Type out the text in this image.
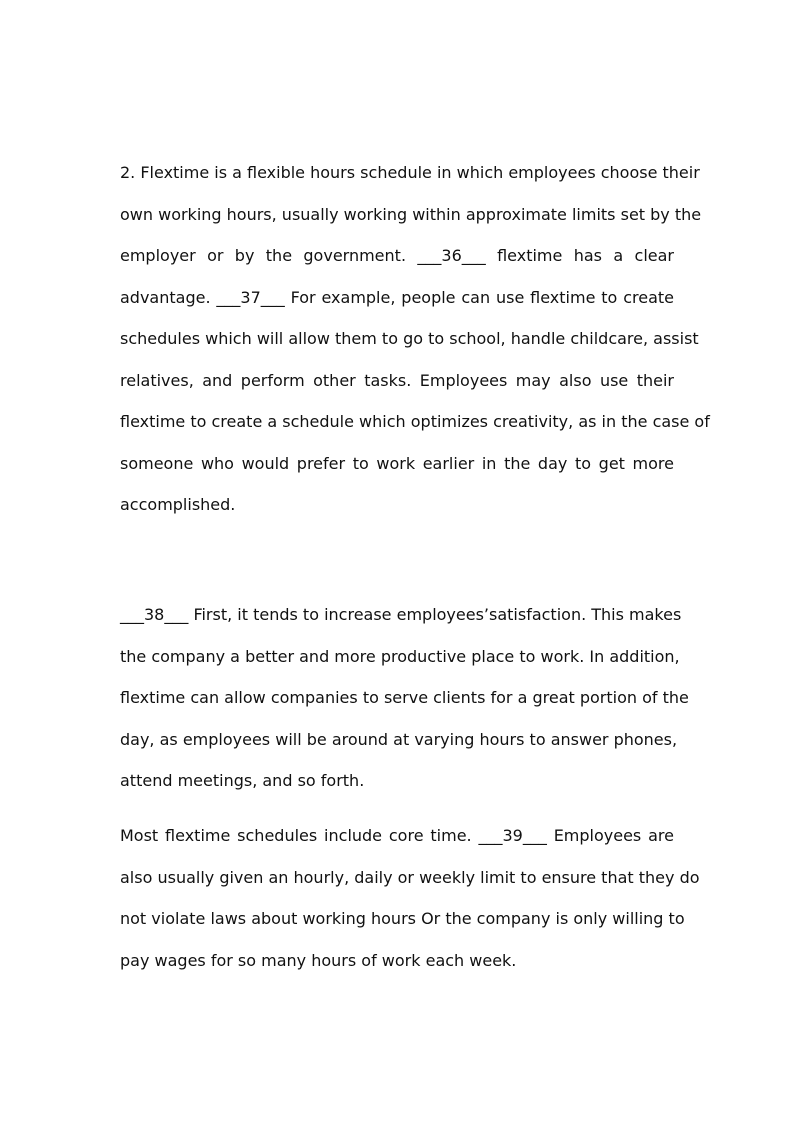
2. Flextime is a flexible hours schedule in which employees choose their
own working hours, usually working within approximate limits set by the
employer or by the government. ___36___ flextime has a clear
advantage. ___37___ For example, people can use flextime to create
schedules which will allow them to go to school, handle childcare, assist
relatives, and perform other tasks. Employees may also use their
flextime to create a schedule which optimizes creativity, as in the case of
someone who would prefer to work earlier in the day to get more
accomplished.
___38___ First, it tends to increase employees’satisfaction. This makes
the company a better and more productive place to work. In addition,
flextime can allow companies to serve clients for a great portion of the
day, as employees will be around at varying hours to answer phones,
attend meetings, and so forth.
Most flextime schedules include core time. ___39___ Employees are
also usually given an hourly, daily or weekly limit to ensure that they do
not violate laws about working hours Or the company is only willing to
pay wages for so many hours of work each week.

» Aim of the task: Quote the records in full and exactly; skip any image.

» Complete answer:
Type out the text in this image.
2. Flextime is a flexible hours schedule in which employees choose their
own working hours, usually working within approximate limits set by the
employer or by the government. ___36___ flextime has a clear
advantage. ___37___ For example, people can use flextime to create
schedules which will allow them to go to school, handle childcare, assist
relatives, and perform other tasks. Employees may also use their
flextime to create a schedule which optimizes creativity, as in the case of
someone who would prefer to work earlier in the day to get more
accomplished.
___38___ First, it tends to increase employees’satisfaction. This makes
the company a better and more productive place to work. In addition,
flextime can allow companies to serve clients for a great portion of the
day, as employees will be around at varying hours to answer phones,
attend meetings, and so forth.
Most flextime schedules include core time. ___39___ Employees are
also usually given an hourly, daily or weekly limit to ensure that they do
not violate laws about working hours Or the company is only willing to
pay wages for so many hours of work each week.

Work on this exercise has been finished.